» **ACTIONS TO TAKE**
1. Which token filters does the Elasticsearch smart search extract say it will use?
2. Quote the stretch of the Elasticsearch smart search extract from "Smart Search using" through "Autocomplete, Typo (did-you-mean)".

» **SOURCE EXTRACT**
Smart Search using Elasticsearch

Features

Weightage on specific fields
Multi fields Query
Synonym & Acronym implementation
Exact search, Autocomplete, Typo (did-you-mean)

Implementation

Settings
Mapping
Query

Settings

Filters
Tokenizer & Analyzer

Filters

Elasticsearch provides a lot of filters. We gonna use:

Synonym Token Filter for synonym & acronym features.
Ngram Token Filter for autocomplete features.
Lowercase Token Filter for avoiding case sensitive query.

PUT /synonym_test
{
  "settings": {
    "index": {
      "max_ngram_diff": 99,
      "analysis": {
        "analyzer": {
          "synonym_analyzer": {
            "tokenizer": "whitespace",
            "filter": [
              "lowercase",
              "synonym"
            ]
          },
          "autocomplete_analyzer": {
            "type": "custom",
            "tokenizer": "whitespace",
            "filter": [
              "lowercase",
              "autocomplete_filter"

» **MATERIAL**
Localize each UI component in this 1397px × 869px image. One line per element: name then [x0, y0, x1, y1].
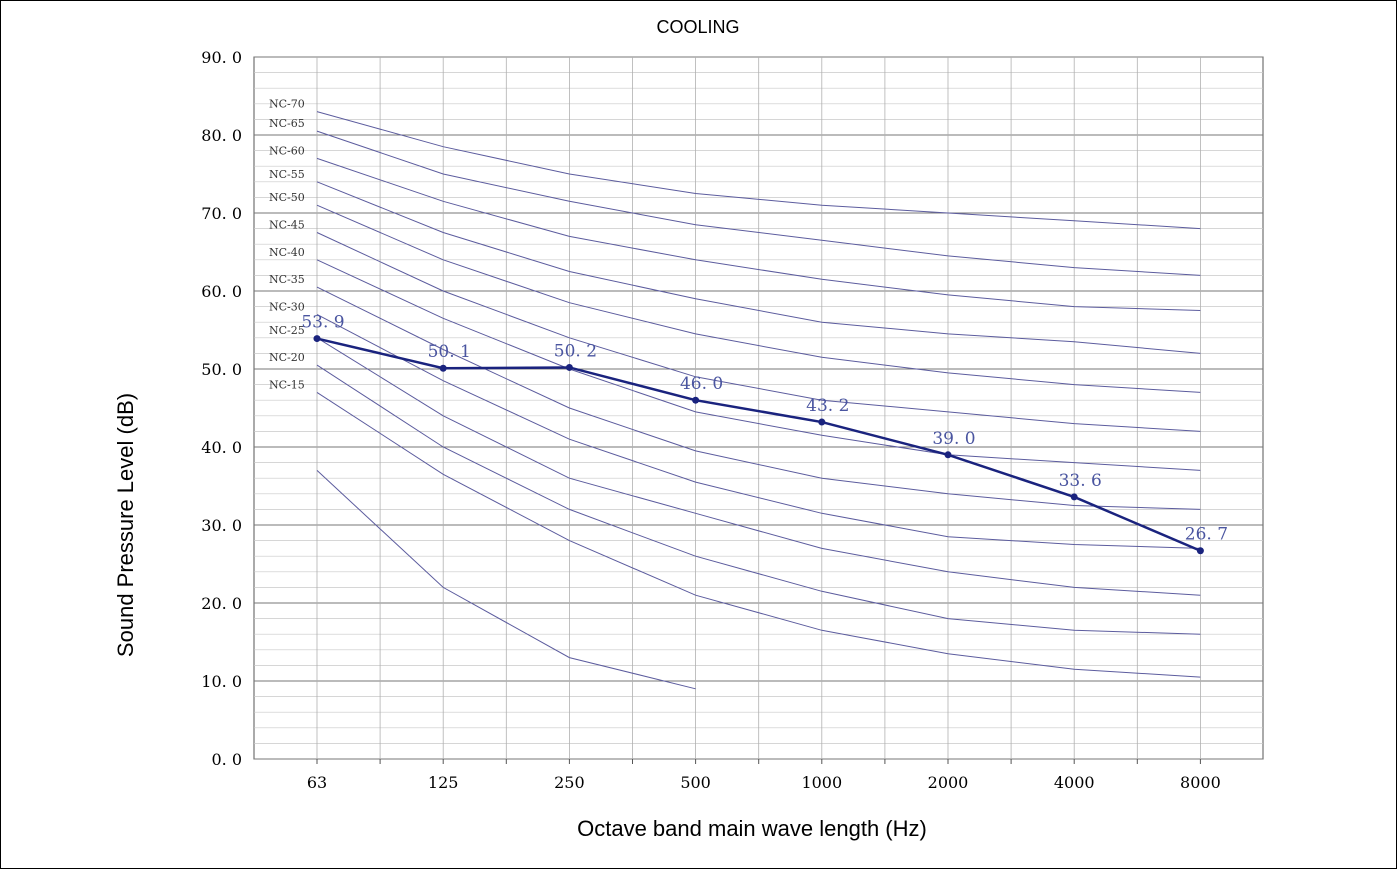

» **ANSWERS FOR THE EXERCISE**
1. Synonym Token Filter, Ngram Token Filter, Lowercase Token Filter

2.
Smart Search using Elasticsearch

Features

Weightage on specific fields
Multi fields Query
Synonym & Acronym implementation
Exact search, Autocomplete, Typo (did-you-mean)